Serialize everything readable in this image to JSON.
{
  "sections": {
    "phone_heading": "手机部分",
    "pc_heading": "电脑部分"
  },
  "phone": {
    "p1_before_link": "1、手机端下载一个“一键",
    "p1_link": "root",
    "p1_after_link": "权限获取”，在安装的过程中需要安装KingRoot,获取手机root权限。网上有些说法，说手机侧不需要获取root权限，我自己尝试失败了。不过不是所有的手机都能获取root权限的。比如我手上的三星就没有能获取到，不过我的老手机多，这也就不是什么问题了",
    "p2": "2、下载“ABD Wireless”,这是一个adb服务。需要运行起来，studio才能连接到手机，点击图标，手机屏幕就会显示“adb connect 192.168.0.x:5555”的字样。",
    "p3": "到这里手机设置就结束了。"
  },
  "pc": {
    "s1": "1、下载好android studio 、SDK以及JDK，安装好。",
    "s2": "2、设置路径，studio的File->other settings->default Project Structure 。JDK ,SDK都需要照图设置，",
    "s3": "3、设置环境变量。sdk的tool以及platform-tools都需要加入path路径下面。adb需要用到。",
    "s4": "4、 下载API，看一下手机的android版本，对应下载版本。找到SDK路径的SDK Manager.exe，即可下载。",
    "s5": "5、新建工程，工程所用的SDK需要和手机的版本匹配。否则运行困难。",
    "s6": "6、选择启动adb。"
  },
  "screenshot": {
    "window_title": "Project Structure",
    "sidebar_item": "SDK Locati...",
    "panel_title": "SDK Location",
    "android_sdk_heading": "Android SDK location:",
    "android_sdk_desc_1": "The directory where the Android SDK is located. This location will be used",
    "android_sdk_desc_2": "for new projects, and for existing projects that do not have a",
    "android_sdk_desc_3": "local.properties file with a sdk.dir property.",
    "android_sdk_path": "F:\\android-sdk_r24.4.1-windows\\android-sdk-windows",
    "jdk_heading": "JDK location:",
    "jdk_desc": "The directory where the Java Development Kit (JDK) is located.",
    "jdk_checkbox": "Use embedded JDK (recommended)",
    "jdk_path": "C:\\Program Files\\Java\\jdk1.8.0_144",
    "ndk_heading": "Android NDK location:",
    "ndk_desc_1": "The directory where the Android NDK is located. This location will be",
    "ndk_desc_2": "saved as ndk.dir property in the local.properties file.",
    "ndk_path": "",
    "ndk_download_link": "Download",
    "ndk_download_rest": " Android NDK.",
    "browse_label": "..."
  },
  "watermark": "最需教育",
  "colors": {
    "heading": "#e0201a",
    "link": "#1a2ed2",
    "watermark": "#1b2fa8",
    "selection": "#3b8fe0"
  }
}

**Aim of the exercise:**
Repeat back the data above, exact to the last character.

**Written answer:**
Serialize everything readable in this image to JSON.
{
  "sections": {
    "phone_heading": "手机部分",
    "pc_heading": "电脑部分"
  },
  "phone": {
    "p1_before_link": "1、手机端下载一个“一键",
    "p1_link": "root",
    "p1_after_link": "权限获取”，在安装的过程中需要安装KingRoot,获取手机root权限。网上有些说法，说手机侧不需要获取root权限，我自己尝试失败了。不过不是所有的手机都能获取root权限的。比如我手上的三星就没有能获取到，不过我的老手机多，这也就不是什么问题了",
    "p2": "2、下载“ABD Wireless”,这是一个adb服务。需要运行起来，studio才能连接到手机，点击图标，手机屏幕就会显示“adb connect 192.168.0.x:5555”的字样。",
    "p3": "到这里手机设置就结束了。"
  },
  "pc": {
    "s1": "1、下载好android studio 、SDK以及JDK，安装好。",
    "s2": "2、设置路径，studio的File->other settings->default Project Structure 。JDK ,SDK都需要照图设置，",
    "s3": "3、设置环境变量。sdk的tool以及platform-tools都需要加入path路径下面。adb需要用到。",
    "s4": "4、 下载API，看一下手机的android版本，对应下载版本。找到SDK路径的SDK Manager.exe，即可下载。",
    "s5": "5、新建工程，工程所用的SDK需要和手机的版本匹配。否则运行困难。",
    "s6": "6、选择启动adb。"
  },
  "screenshot": {
    "window_title": "Project Structure",
    "sidebar_item": "SDK Locati...",
    "panel_title": "SDK Location",
    "android_sdk_heading": "Android SDK location:",
    "android_sdk_desc_1": "The directory where the Android SDK is located. This location will be used",
    "android_sdk_desc_2": "for new projects, and for existing projects that do not have a",
    "android_sdk_desc_3": "local.properties file with a sdk.dir property.",
    "android_sdk_path": "F:\\android-sdk_r24.4.1-windows\\android-sdk-windows",
    "jdk_heading": "JDK location:",
    "jdk_desc": "The directory where the Java Development Kit (JDK) is located.",
    "jdk_checkbox": "Use embedded JDK (recommended)",
    "jdk_path": "C:\\Program Files\\Java\\jdk1.8.0_144",
    "ndk_heading": "Android NDK location:",
    "ndk_desc_1": "The directory where the Android NDK is located. This location will be",
    "ndk_desc_2": "saved as ndk.dir property in the local.properties file.",
    "ndk_path": "",
    "ndk_download_link": "Download",
    "ndk_download_rest": " Android NDK.",
    "browse_label": "..."
  },
  "watermark": "最需教育",
  "colors": {
    "heading": "#e0201a",
    "link": "#1a2ed2",
    "watermark": "#1b2fa8",
    "selection": "#3b8fe0"
  }
}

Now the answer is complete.